[WORK REQUIRED]: Reproduce each line bearing the word "What".

Collection entries:
—————
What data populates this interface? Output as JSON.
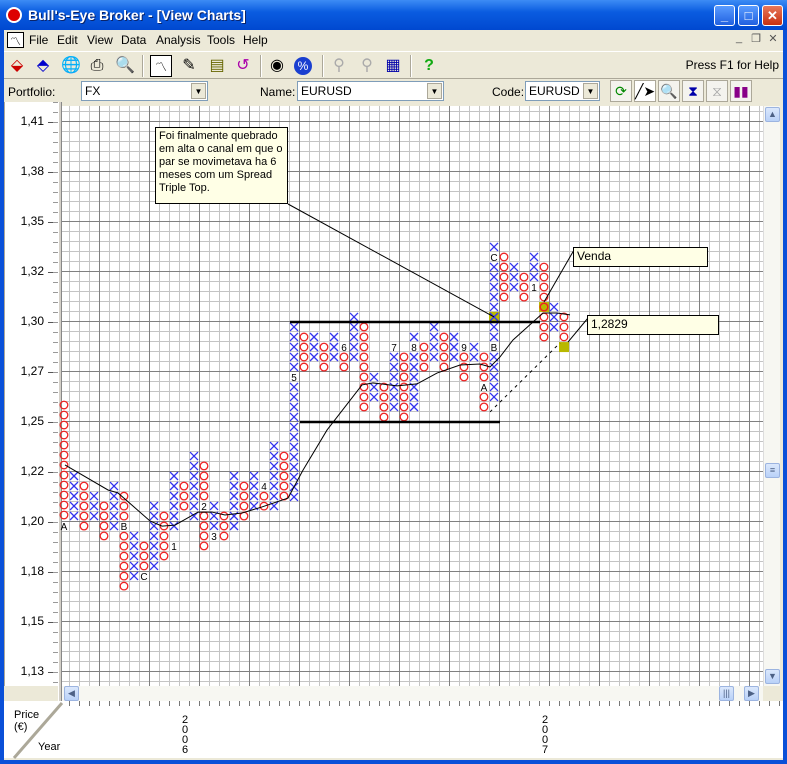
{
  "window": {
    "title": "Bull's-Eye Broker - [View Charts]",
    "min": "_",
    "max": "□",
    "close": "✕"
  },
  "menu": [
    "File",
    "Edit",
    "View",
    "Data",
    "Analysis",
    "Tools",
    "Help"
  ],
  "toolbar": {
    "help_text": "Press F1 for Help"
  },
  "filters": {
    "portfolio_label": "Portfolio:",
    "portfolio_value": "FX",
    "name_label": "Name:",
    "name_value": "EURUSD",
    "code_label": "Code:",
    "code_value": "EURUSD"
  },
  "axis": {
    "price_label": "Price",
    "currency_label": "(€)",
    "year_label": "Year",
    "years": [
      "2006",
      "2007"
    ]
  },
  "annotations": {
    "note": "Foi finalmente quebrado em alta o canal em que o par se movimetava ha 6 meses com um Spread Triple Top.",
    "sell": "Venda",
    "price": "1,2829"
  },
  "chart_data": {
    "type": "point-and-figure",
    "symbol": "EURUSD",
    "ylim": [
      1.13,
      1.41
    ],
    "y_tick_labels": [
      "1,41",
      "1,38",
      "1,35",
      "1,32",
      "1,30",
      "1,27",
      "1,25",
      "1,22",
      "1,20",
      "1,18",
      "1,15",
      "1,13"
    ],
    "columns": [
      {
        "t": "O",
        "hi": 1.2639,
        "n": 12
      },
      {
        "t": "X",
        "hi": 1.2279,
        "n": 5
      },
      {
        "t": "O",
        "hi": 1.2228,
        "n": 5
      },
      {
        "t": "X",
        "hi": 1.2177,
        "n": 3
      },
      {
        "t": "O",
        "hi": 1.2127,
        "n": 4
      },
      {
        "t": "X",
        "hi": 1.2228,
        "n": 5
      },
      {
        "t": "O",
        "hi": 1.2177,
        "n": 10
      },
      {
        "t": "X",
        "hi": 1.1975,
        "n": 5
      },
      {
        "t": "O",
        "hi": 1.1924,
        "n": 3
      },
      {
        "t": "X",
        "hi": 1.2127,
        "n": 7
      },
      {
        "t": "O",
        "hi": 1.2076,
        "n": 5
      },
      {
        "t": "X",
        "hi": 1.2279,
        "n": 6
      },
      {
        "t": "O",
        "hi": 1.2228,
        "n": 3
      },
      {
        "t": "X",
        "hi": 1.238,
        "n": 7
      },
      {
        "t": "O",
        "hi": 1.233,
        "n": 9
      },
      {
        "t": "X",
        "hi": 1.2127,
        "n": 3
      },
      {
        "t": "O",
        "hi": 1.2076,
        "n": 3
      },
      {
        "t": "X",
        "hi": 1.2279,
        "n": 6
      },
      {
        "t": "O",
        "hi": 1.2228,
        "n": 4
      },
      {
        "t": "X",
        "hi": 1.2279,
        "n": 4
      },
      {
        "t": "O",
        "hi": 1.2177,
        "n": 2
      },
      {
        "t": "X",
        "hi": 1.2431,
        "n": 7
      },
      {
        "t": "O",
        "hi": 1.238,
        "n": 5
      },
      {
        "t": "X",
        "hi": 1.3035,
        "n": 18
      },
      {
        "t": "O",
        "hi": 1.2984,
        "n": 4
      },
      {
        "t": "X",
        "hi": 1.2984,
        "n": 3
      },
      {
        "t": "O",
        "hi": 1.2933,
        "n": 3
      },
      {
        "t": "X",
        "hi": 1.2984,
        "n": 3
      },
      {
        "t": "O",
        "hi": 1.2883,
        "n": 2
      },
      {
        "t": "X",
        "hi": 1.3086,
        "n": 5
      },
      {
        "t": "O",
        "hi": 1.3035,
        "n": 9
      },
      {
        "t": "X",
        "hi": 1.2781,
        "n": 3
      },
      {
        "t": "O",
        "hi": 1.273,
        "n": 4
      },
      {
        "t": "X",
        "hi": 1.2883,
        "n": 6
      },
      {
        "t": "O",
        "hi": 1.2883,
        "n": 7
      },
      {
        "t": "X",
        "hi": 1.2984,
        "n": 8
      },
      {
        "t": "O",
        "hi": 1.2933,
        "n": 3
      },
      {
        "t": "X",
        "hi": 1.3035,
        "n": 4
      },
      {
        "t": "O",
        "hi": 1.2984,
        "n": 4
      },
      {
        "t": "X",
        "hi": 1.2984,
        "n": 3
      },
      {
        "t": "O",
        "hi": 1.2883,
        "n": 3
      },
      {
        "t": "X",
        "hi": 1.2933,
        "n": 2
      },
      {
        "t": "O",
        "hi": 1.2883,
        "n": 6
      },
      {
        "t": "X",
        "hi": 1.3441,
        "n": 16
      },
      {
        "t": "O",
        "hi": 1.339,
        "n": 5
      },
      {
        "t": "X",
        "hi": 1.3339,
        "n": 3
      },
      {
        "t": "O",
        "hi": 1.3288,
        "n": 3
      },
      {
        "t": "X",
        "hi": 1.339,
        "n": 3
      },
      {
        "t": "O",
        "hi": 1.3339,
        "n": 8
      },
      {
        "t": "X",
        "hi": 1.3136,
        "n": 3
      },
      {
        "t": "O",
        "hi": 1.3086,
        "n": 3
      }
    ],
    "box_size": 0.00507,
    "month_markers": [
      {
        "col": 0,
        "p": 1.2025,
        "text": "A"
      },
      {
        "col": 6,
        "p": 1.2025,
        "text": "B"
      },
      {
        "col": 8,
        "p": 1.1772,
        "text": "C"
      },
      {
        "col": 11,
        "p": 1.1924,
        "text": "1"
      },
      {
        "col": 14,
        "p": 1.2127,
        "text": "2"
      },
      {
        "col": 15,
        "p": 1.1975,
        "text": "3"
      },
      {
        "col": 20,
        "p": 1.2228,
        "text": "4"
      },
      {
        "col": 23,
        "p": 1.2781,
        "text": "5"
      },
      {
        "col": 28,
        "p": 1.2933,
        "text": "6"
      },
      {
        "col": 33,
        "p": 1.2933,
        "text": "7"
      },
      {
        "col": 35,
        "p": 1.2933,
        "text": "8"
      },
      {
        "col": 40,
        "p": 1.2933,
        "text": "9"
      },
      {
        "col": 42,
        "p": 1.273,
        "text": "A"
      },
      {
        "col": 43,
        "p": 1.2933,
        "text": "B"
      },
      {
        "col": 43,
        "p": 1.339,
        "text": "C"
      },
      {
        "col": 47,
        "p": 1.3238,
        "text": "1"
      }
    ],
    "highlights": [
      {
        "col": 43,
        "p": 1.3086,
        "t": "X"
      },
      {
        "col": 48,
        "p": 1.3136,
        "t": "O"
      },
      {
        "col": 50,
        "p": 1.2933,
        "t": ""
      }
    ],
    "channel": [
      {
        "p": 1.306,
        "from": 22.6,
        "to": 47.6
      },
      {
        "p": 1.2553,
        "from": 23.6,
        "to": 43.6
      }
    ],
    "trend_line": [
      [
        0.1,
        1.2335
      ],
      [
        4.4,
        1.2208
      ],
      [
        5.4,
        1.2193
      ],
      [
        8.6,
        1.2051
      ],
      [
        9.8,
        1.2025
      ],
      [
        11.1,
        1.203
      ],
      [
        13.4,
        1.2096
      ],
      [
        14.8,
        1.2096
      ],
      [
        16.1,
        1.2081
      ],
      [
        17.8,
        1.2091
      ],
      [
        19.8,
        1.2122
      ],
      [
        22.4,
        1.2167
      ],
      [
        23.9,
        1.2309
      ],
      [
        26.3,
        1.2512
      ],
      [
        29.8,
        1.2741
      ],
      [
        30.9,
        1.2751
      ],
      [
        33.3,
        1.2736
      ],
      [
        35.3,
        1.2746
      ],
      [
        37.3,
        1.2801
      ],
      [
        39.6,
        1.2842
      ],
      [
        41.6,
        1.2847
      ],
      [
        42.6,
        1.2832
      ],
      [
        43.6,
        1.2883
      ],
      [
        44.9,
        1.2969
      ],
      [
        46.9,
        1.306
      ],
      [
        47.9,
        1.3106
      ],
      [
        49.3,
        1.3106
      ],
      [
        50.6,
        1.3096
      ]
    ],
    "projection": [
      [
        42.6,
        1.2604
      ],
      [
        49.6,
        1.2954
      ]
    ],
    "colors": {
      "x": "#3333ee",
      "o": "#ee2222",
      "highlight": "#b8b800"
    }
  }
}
—————
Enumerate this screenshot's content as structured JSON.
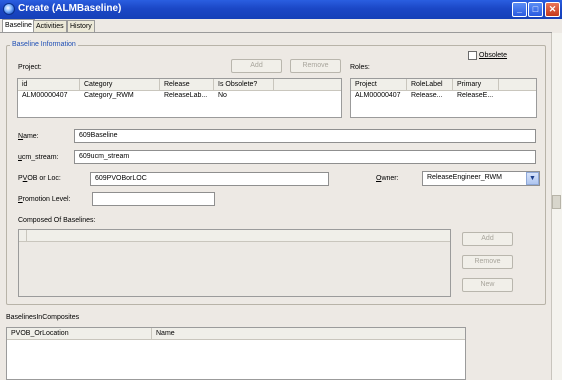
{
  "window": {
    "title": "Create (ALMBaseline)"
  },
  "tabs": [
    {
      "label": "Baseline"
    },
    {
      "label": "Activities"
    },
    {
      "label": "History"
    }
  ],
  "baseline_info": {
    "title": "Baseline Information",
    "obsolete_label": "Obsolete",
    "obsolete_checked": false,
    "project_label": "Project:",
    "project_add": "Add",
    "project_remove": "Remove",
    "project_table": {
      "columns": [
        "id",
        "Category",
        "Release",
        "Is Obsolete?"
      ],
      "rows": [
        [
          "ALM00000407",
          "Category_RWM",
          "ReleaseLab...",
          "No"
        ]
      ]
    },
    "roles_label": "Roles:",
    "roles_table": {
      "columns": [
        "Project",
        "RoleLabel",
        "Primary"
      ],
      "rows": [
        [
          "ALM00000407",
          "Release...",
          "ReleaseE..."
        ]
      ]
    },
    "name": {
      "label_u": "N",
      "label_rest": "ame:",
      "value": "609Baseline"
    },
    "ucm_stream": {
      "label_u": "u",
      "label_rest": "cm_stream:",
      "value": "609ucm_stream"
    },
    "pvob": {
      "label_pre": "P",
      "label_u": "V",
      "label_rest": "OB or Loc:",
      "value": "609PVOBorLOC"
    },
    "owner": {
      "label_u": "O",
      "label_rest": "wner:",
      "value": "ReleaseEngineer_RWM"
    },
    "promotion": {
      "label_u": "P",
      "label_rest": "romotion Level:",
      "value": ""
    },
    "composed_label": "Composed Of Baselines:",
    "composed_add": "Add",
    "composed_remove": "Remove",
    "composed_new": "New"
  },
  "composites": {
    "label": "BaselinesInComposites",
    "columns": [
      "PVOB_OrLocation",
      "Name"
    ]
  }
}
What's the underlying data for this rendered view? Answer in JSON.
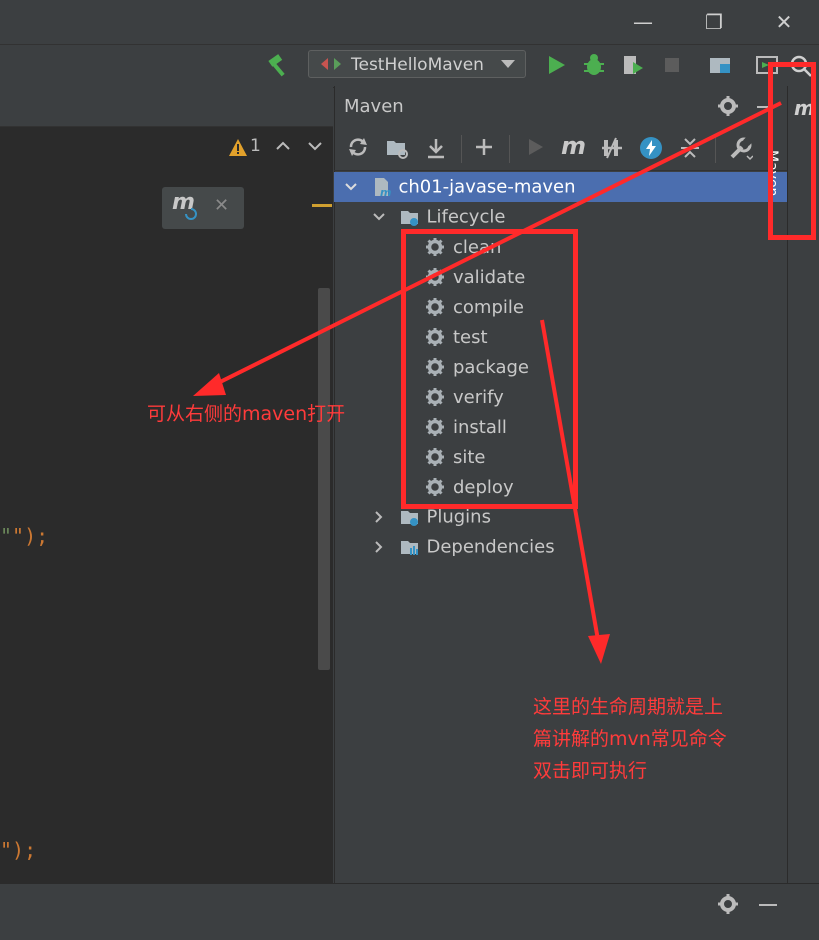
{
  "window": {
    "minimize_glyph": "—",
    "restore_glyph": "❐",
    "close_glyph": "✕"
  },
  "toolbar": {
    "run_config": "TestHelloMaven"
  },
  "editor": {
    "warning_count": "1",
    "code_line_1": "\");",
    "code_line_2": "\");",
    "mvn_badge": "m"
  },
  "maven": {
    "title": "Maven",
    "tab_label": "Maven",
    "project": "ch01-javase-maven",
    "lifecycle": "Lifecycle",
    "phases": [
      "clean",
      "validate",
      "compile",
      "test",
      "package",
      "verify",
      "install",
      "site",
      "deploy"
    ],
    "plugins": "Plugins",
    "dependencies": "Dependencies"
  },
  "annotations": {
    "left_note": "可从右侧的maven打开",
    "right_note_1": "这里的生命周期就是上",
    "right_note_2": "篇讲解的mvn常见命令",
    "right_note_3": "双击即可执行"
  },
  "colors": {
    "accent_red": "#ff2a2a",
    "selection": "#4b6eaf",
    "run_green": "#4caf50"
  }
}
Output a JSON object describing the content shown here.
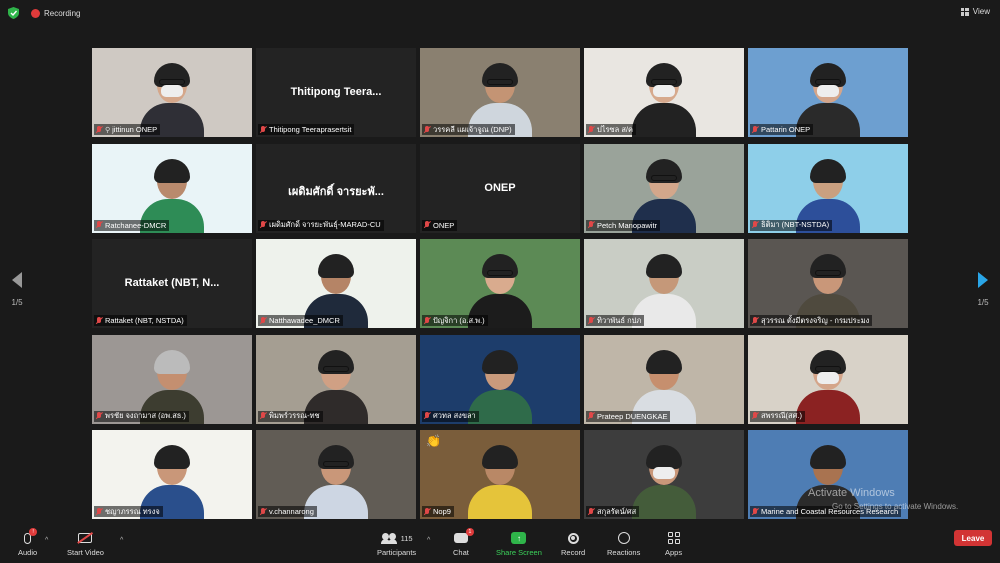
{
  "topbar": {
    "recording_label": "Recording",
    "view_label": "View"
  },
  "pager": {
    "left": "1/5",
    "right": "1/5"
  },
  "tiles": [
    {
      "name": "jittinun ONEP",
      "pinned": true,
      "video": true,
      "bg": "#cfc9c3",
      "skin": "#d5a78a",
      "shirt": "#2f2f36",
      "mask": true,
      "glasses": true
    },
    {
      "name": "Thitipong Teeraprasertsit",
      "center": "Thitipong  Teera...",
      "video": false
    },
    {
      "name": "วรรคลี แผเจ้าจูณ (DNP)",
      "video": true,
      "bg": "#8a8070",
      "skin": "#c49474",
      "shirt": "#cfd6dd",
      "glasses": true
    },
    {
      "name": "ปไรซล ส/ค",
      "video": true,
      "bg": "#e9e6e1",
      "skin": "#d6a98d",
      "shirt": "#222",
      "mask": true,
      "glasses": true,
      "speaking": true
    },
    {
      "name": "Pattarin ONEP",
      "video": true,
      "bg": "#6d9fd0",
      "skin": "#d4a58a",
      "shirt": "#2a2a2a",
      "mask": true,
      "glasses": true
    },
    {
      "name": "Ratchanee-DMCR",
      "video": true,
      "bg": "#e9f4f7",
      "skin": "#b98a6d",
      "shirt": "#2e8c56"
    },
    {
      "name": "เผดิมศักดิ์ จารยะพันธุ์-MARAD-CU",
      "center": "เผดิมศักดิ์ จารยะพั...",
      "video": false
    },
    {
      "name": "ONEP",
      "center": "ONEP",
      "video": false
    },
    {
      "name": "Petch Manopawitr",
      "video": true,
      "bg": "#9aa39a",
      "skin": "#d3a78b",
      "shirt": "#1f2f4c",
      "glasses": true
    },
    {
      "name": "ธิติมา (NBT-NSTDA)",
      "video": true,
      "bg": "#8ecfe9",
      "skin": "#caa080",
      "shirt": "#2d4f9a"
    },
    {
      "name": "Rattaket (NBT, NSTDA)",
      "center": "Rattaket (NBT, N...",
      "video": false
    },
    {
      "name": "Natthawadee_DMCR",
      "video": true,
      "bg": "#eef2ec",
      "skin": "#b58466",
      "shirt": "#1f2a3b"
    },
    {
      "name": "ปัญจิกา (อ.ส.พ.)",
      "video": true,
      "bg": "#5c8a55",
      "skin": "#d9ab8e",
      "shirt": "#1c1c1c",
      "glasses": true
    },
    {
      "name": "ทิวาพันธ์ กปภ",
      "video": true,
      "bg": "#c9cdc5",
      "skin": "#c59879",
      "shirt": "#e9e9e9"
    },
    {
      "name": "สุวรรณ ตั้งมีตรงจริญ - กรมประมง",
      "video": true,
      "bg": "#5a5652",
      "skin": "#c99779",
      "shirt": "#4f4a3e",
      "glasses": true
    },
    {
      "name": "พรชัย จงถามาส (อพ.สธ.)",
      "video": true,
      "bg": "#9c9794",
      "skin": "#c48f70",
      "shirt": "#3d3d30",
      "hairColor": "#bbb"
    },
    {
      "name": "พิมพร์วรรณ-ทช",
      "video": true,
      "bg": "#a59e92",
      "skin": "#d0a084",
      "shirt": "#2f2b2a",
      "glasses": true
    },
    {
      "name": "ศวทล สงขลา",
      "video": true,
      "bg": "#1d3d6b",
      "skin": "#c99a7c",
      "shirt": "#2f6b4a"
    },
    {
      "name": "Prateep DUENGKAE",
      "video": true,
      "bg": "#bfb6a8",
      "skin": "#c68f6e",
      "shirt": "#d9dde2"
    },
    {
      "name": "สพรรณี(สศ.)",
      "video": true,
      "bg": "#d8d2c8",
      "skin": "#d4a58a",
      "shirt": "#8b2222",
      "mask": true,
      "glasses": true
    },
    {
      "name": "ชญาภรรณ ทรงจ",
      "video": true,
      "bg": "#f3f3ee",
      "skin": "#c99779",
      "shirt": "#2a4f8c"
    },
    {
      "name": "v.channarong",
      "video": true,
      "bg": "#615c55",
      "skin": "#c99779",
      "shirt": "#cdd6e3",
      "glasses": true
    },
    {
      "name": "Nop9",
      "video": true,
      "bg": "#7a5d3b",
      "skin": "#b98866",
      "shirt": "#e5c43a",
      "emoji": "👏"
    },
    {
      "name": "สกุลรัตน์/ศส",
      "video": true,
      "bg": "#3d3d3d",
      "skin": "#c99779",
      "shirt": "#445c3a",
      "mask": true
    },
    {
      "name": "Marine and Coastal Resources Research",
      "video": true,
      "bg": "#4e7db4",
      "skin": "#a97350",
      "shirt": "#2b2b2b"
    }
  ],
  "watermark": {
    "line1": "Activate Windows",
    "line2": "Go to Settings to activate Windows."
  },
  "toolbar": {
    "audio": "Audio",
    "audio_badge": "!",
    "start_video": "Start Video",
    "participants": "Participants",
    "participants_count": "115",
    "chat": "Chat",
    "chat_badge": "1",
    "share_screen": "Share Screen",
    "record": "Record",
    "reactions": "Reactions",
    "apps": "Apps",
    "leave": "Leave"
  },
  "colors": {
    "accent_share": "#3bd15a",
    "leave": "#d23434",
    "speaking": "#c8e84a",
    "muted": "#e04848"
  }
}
—————
[WORKED SOLUTION]:
What data populates this interface? Output as JSON.
What's the underlying data for this rendered view? Answer in JSON.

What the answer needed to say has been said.